__WHAT IS REQUIRED__: Exactly how many lines have the word "text"? Answer with the bare number.

__Entries from a dataset__:
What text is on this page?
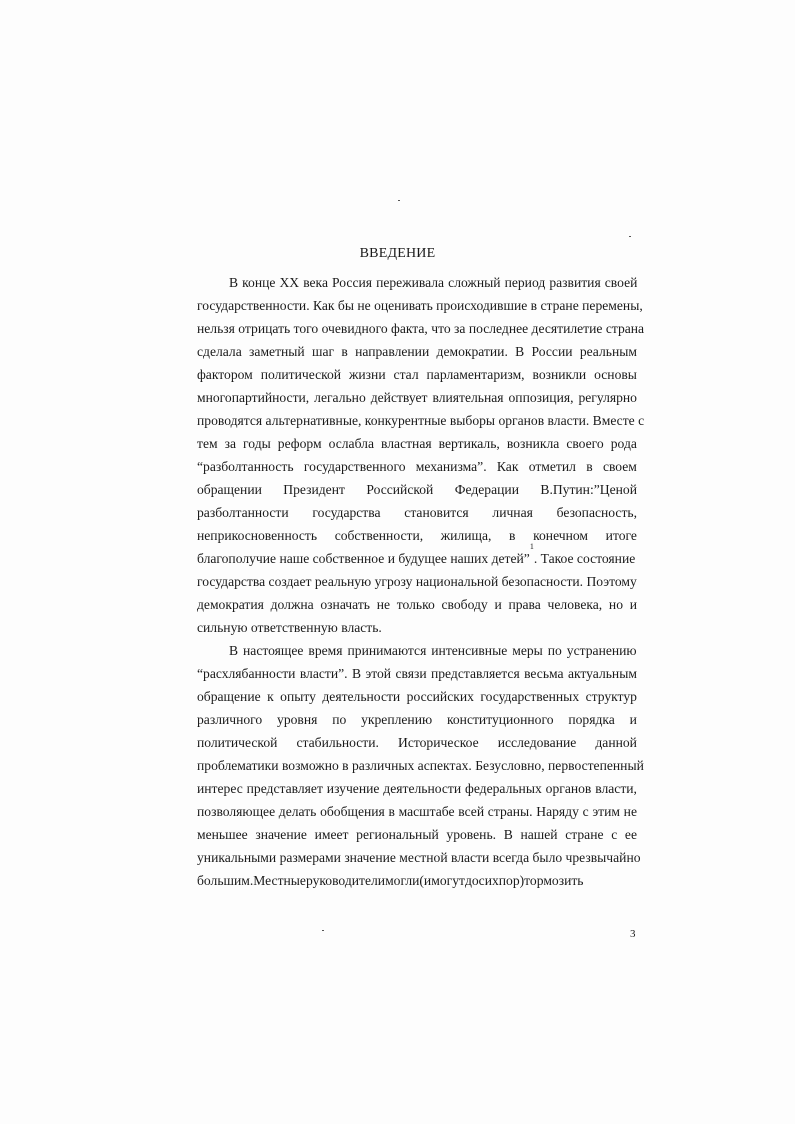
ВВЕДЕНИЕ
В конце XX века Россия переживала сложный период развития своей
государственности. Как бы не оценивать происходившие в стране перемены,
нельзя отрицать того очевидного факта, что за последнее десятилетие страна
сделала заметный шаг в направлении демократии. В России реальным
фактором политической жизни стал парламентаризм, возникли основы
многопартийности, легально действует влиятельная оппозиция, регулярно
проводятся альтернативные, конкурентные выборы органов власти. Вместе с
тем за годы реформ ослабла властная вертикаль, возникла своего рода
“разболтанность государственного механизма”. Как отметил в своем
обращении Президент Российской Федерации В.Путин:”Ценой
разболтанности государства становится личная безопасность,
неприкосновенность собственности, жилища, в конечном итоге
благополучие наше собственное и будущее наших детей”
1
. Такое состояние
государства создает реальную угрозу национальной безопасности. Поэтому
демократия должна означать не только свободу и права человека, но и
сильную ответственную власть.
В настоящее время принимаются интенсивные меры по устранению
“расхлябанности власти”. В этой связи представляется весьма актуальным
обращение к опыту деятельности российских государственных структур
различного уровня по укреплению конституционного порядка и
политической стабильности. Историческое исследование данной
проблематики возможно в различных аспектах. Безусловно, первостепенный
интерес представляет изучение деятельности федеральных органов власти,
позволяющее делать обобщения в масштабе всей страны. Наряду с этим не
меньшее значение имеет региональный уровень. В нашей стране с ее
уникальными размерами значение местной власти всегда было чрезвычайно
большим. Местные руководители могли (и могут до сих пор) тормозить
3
---
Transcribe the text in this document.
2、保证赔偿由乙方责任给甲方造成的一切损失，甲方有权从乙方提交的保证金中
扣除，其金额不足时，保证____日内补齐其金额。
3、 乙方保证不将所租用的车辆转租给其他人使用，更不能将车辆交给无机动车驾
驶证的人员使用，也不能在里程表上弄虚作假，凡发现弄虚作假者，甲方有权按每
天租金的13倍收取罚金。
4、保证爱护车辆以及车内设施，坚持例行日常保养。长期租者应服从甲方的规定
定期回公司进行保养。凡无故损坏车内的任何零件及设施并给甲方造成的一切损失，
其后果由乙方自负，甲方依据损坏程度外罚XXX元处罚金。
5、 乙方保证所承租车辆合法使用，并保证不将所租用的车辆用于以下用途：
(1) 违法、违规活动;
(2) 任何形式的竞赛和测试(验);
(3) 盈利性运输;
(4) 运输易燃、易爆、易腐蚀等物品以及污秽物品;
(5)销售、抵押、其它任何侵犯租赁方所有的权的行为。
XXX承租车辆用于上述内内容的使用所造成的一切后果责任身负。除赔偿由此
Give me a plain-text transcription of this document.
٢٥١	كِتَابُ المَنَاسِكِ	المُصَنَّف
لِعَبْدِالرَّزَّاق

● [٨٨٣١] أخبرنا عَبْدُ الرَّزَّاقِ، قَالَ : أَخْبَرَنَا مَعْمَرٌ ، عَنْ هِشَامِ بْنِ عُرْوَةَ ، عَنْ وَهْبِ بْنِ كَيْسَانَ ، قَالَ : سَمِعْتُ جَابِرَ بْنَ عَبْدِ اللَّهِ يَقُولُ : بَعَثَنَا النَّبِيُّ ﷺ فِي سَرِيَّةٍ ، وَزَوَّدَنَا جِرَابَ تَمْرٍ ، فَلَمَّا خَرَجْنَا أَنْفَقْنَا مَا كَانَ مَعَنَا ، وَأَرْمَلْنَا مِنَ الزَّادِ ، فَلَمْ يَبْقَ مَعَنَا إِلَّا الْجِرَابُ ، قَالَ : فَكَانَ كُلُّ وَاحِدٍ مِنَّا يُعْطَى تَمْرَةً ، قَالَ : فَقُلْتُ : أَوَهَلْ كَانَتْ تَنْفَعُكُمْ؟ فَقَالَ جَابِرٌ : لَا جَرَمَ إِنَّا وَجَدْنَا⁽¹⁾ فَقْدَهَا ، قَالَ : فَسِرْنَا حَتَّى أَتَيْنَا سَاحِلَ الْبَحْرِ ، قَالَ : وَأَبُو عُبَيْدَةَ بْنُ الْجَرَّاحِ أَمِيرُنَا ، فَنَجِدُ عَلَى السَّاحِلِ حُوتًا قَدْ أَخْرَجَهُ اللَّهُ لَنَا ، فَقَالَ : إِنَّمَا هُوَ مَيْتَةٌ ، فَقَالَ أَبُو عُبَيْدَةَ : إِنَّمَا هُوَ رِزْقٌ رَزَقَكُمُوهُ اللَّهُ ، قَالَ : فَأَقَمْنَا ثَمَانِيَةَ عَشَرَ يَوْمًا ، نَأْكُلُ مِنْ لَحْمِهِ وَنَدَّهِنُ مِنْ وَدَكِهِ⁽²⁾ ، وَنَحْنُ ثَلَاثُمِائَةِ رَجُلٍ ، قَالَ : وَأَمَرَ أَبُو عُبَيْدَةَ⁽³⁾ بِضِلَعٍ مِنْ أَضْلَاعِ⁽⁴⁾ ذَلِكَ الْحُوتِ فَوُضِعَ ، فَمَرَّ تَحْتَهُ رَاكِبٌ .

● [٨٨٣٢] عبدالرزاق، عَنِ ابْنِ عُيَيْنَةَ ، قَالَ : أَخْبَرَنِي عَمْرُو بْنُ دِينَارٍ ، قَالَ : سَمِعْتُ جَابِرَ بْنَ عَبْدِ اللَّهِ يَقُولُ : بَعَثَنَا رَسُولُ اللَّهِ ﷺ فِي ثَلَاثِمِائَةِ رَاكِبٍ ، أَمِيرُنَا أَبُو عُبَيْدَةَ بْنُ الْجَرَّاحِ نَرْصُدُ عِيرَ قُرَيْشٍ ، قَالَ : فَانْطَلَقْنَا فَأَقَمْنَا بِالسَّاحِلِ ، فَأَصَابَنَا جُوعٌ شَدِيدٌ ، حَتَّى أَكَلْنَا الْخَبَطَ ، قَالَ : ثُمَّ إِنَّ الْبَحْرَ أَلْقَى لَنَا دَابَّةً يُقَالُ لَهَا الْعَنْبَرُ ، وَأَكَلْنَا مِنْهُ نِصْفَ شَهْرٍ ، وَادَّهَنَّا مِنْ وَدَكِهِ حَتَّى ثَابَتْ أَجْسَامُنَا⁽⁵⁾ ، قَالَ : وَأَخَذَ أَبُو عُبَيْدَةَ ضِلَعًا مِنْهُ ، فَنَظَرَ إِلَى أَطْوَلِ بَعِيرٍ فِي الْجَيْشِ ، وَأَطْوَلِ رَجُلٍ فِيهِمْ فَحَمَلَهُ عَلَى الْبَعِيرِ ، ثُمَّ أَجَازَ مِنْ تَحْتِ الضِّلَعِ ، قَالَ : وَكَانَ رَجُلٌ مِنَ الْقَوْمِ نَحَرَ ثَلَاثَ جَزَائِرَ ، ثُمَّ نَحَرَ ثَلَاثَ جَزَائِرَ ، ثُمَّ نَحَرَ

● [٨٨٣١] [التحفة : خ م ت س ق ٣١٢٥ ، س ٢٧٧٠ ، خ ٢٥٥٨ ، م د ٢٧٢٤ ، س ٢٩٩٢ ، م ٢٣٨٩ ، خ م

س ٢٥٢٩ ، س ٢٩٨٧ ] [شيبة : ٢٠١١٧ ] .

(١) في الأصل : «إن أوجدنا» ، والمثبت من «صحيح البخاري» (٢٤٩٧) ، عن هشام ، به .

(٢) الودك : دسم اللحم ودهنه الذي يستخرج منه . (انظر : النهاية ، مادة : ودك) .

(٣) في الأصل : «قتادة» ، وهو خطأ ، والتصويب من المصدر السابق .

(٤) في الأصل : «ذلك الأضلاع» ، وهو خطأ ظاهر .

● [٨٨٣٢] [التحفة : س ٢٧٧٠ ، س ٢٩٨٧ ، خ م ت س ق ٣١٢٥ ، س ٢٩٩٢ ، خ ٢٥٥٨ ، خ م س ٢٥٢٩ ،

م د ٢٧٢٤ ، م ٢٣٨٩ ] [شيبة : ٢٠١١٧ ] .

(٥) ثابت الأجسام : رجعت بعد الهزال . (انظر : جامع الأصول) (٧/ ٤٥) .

__FINAL ANSWER__: 3